Given task >> Which lines hold the word "this"? Show each of them.

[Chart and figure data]
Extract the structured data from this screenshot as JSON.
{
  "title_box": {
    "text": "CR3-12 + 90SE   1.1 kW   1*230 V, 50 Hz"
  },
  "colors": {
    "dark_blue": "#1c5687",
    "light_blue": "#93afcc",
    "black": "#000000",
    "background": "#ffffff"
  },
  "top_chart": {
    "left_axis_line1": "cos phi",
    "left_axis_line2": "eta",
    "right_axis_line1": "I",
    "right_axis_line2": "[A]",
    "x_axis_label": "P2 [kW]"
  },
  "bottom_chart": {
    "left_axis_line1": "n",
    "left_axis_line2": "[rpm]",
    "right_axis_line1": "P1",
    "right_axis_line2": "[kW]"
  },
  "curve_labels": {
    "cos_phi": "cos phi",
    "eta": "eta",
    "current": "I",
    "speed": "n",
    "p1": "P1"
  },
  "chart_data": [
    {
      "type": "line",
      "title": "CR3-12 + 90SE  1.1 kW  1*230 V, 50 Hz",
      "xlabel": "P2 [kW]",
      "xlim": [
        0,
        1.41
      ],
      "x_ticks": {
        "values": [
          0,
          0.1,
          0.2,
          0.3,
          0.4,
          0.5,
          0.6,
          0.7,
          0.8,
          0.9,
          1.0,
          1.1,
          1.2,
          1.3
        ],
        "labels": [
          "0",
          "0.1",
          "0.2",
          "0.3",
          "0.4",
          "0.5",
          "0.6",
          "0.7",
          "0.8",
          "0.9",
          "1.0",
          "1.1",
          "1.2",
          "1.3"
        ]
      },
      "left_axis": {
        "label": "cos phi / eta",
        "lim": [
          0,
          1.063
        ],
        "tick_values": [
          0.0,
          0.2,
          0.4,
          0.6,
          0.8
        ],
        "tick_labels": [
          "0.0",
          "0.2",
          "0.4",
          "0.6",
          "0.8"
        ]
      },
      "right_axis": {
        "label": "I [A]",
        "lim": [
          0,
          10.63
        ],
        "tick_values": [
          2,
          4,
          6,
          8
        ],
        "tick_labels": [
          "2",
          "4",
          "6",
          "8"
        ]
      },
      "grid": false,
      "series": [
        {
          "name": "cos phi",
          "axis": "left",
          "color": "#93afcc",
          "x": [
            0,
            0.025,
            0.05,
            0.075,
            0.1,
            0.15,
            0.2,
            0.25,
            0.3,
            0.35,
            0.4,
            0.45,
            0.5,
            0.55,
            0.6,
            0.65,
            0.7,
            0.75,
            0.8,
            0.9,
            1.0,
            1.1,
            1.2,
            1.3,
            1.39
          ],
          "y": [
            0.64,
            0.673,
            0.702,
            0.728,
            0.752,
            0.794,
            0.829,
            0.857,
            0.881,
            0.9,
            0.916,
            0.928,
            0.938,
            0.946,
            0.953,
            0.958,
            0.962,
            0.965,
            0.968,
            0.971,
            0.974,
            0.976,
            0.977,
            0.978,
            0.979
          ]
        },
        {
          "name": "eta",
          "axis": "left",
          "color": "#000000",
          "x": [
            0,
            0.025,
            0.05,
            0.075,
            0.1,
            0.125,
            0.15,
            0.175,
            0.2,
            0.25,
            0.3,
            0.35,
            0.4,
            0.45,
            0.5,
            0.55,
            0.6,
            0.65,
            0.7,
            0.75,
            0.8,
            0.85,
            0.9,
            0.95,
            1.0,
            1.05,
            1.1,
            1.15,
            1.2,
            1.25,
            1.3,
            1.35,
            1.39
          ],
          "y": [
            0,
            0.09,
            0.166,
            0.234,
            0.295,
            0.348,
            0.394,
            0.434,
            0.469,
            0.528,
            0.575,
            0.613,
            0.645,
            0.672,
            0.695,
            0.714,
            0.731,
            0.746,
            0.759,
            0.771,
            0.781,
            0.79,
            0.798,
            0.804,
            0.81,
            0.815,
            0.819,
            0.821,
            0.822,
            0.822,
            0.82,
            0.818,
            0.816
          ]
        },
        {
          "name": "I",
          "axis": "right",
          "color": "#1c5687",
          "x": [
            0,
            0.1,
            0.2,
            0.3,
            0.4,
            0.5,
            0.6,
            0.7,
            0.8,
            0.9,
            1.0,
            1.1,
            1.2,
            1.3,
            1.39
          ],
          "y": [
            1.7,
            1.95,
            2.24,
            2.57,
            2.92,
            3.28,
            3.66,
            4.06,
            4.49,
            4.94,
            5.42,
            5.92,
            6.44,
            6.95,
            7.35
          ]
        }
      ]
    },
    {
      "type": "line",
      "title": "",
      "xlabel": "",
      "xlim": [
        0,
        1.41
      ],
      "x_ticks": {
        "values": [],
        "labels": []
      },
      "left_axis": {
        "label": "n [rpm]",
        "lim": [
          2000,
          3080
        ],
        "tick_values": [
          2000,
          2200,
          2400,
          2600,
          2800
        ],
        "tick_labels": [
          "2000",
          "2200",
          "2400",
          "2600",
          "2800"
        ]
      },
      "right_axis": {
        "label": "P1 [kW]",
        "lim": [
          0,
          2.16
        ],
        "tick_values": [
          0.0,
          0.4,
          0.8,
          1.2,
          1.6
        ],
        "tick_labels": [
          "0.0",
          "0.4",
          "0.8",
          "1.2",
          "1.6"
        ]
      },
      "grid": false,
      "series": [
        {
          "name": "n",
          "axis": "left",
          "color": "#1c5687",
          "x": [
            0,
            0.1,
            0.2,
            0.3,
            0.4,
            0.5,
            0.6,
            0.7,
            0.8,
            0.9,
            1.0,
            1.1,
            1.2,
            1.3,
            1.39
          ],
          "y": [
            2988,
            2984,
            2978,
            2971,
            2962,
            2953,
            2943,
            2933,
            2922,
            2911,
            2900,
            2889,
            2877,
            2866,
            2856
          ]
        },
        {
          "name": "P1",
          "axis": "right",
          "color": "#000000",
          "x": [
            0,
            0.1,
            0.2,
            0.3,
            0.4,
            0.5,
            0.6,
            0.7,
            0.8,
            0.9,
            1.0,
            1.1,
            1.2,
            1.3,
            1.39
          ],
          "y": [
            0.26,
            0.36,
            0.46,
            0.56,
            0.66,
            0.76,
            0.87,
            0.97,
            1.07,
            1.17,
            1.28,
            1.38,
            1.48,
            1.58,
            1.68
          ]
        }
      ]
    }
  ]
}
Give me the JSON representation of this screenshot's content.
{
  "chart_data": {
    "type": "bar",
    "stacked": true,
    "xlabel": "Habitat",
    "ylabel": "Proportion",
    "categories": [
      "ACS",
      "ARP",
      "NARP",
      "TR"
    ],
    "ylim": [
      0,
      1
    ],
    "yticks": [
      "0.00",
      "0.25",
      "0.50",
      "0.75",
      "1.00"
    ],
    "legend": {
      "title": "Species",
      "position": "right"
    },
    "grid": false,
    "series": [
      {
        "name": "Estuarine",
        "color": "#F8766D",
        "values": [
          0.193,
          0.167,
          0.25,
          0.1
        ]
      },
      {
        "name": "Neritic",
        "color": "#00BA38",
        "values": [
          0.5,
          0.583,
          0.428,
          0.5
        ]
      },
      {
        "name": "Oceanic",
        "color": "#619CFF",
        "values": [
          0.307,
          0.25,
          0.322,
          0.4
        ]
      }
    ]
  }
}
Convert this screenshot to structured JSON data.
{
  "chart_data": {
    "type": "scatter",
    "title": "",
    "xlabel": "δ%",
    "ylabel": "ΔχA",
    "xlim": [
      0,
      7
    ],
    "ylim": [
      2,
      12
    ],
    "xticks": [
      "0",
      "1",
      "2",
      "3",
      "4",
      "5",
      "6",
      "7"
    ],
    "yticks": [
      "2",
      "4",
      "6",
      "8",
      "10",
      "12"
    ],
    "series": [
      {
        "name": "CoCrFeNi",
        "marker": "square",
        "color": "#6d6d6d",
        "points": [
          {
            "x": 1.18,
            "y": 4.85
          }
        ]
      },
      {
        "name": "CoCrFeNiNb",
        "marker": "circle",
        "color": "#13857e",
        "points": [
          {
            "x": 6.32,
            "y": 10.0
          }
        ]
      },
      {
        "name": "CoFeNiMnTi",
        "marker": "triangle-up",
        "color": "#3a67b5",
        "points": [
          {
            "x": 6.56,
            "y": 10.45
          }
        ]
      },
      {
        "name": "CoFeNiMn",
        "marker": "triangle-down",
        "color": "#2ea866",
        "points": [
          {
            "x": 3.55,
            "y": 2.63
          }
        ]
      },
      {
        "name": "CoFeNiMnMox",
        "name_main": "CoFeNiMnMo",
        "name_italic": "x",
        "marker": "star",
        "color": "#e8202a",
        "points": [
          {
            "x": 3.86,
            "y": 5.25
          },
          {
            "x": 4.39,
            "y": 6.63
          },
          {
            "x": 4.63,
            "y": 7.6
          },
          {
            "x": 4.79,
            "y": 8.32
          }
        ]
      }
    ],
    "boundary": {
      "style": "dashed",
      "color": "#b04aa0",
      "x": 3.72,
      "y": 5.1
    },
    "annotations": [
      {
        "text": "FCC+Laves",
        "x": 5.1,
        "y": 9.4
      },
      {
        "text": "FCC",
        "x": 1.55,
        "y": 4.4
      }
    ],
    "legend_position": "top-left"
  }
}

Right answer >>
Extract the structured data from this screenshot as JSON.
Give me the JSON representation of this screenshot's content.
Convert this screenshot to structured JSON data.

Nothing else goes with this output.